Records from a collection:
★ ★ ★ ★

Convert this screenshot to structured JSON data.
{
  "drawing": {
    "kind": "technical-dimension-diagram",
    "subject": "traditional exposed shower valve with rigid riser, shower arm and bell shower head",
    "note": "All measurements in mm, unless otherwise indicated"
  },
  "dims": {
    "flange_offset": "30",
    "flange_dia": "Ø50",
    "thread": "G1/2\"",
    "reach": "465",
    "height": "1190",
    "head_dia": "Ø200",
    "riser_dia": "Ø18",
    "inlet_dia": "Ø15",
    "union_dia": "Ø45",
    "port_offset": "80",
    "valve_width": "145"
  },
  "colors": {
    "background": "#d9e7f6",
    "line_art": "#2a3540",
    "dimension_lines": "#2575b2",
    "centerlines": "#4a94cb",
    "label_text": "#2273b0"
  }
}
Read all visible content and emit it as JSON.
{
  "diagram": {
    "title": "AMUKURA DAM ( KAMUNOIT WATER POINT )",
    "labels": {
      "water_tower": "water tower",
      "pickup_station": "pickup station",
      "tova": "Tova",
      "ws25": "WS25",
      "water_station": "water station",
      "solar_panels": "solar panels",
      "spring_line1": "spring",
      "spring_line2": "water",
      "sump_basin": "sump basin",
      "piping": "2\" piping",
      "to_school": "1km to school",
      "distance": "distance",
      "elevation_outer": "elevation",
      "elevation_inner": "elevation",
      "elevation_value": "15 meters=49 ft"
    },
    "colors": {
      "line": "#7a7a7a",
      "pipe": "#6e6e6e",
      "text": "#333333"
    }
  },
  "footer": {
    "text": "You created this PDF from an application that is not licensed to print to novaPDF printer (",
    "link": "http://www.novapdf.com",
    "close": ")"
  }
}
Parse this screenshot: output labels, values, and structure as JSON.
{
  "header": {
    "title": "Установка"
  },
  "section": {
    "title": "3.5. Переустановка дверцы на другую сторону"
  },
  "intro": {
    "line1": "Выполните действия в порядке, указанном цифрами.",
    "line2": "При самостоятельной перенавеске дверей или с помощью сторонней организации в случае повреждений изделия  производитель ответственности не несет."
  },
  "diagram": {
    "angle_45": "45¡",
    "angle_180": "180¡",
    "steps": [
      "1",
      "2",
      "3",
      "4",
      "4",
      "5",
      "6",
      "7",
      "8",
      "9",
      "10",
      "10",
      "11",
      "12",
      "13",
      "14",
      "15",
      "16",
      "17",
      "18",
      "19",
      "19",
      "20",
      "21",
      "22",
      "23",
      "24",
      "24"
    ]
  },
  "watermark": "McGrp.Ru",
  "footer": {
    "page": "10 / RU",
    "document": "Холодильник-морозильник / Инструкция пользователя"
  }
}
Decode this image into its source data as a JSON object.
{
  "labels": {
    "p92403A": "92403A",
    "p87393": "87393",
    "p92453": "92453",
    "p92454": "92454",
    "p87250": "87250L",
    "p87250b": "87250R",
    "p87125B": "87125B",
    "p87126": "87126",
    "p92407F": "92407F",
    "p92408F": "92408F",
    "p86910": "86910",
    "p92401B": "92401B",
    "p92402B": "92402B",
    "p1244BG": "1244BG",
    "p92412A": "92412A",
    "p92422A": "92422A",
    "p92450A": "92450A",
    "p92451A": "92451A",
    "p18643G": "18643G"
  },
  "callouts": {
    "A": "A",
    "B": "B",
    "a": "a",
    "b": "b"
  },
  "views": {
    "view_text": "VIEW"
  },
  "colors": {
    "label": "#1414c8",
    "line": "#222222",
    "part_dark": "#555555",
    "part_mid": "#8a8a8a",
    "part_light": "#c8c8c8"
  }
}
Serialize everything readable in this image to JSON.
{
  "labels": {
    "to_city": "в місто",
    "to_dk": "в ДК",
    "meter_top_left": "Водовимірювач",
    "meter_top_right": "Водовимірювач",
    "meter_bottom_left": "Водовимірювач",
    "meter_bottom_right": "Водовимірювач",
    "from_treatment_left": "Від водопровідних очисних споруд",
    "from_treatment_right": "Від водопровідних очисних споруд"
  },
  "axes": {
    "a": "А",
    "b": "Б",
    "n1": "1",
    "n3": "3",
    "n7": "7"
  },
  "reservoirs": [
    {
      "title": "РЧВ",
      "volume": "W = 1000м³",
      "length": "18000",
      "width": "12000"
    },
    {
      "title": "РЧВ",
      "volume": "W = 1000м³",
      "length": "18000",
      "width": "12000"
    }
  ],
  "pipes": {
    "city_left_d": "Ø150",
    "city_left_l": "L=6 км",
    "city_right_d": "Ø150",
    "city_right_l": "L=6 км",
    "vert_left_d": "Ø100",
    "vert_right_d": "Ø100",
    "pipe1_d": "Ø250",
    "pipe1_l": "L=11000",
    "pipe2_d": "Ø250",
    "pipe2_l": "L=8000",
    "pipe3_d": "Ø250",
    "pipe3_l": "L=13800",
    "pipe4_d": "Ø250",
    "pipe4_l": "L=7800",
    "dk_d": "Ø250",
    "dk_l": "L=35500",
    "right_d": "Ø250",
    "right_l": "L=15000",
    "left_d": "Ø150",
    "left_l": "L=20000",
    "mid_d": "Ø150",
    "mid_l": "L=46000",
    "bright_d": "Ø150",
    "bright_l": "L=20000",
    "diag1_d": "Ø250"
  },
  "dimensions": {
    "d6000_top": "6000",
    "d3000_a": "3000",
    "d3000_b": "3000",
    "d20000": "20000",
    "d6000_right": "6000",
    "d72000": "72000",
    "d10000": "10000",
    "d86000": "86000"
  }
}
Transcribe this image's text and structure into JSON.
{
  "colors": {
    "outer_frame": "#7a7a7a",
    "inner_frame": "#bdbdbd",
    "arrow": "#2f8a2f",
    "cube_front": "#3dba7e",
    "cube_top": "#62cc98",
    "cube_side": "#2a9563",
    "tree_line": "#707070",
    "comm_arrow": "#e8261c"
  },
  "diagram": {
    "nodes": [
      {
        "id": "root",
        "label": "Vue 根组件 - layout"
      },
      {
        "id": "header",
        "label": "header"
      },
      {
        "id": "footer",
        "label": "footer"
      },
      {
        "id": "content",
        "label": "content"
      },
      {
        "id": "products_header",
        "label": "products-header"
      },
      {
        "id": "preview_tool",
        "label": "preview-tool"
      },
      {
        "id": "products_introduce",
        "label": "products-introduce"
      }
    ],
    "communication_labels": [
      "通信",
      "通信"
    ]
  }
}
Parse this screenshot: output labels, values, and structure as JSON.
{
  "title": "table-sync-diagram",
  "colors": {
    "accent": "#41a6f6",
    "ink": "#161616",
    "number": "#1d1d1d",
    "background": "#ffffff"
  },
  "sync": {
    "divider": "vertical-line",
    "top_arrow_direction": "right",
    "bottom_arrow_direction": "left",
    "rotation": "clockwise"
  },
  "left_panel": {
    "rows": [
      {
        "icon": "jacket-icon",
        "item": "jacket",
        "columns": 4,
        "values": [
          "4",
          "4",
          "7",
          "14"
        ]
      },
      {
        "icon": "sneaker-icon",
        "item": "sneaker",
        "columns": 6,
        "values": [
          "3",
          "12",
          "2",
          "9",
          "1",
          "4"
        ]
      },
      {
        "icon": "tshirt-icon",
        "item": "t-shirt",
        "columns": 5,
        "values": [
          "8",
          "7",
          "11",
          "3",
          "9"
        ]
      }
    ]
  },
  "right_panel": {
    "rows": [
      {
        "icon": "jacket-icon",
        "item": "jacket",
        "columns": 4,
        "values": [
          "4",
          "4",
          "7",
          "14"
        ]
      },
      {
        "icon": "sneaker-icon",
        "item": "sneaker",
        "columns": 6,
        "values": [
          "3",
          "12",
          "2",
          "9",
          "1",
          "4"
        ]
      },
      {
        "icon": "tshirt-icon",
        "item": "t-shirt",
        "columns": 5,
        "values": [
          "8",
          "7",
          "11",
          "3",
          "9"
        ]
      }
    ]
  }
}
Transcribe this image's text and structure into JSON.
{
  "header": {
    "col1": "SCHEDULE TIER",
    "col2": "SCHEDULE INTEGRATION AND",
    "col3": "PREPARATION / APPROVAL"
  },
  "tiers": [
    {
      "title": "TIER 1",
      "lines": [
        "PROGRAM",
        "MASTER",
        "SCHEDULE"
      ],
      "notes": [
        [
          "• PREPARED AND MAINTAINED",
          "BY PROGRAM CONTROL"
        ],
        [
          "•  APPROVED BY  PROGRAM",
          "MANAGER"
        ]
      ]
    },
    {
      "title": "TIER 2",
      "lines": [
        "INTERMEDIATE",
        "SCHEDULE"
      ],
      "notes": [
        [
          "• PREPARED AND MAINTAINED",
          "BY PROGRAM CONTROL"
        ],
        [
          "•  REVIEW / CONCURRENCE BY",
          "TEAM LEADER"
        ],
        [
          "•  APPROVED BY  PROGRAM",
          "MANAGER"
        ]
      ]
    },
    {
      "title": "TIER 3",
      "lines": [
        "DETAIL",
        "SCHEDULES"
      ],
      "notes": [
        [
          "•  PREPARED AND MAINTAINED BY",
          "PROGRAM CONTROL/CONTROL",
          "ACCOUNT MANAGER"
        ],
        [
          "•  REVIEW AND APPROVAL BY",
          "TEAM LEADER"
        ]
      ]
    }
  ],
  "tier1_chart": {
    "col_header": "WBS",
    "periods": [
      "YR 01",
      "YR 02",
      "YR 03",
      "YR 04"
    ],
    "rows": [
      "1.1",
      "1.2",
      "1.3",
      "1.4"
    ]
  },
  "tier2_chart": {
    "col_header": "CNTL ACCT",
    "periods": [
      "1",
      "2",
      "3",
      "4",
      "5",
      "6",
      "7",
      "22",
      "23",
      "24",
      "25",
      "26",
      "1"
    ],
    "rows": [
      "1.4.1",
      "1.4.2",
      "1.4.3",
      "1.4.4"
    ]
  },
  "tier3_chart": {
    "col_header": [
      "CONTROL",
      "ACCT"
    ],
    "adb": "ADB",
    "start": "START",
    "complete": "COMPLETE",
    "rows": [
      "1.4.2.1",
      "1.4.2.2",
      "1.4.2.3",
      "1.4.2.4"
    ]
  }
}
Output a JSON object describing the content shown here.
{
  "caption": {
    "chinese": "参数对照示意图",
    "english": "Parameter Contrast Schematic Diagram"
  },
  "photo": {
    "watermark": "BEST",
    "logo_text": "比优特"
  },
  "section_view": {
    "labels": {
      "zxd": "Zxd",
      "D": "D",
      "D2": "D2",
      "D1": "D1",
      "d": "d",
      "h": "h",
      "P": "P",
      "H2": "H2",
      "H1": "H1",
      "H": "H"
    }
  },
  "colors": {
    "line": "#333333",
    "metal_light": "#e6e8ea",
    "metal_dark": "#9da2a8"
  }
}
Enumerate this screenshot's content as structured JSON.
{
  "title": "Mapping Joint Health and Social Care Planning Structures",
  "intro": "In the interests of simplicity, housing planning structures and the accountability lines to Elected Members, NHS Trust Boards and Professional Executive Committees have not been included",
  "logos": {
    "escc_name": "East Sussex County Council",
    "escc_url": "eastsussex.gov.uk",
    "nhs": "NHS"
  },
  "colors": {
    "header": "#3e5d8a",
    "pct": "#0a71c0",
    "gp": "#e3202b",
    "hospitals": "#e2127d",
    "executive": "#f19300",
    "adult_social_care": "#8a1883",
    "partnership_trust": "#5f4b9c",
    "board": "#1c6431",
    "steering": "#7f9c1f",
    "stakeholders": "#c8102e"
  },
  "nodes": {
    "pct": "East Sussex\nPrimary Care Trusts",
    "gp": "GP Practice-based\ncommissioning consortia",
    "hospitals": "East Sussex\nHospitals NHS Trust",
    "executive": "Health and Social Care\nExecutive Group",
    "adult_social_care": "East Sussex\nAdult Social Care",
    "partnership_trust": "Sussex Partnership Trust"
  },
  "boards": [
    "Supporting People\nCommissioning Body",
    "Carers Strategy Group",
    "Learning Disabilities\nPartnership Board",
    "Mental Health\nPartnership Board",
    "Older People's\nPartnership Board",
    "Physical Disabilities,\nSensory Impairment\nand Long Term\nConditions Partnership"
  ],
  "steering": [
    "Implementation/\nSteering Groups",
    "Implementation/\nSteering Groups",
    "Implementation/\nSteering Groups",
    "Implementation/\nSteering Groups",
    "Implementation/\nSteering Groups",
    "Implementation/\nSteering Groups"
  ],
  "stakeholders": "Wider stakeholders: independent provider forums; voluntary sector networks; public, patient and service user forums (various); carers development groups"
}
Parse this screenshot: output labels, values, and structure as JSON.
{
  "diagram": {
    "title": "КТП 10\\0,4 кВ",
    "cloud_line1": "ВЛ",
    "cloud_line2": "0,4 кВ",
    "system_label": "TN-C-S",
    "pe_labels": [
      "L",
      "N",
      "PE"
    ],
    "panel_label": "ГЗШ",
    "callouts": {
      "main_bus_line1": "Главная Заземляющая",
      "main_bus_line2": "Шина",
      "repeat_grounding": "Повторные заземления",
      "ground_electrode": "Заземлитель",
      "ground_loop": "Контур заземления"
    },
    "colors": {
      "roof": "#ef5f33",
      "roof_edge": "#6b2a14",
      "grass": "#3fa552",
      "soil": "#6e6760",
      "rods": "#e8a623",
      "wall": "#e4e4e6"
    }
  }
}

★ ★ ★ ★

* _EXERCISE DESCRIPTION_:
Look over the listing above. Pick out and copy every line that includes "CONTROL".

* _EXERCISE ANSWER_:
          "BY PROGRAM CONTROL"
          "BY PROGRAM CONTROL"
          "PROGRAM CONTROL/CONTROL",
      "CONTROL",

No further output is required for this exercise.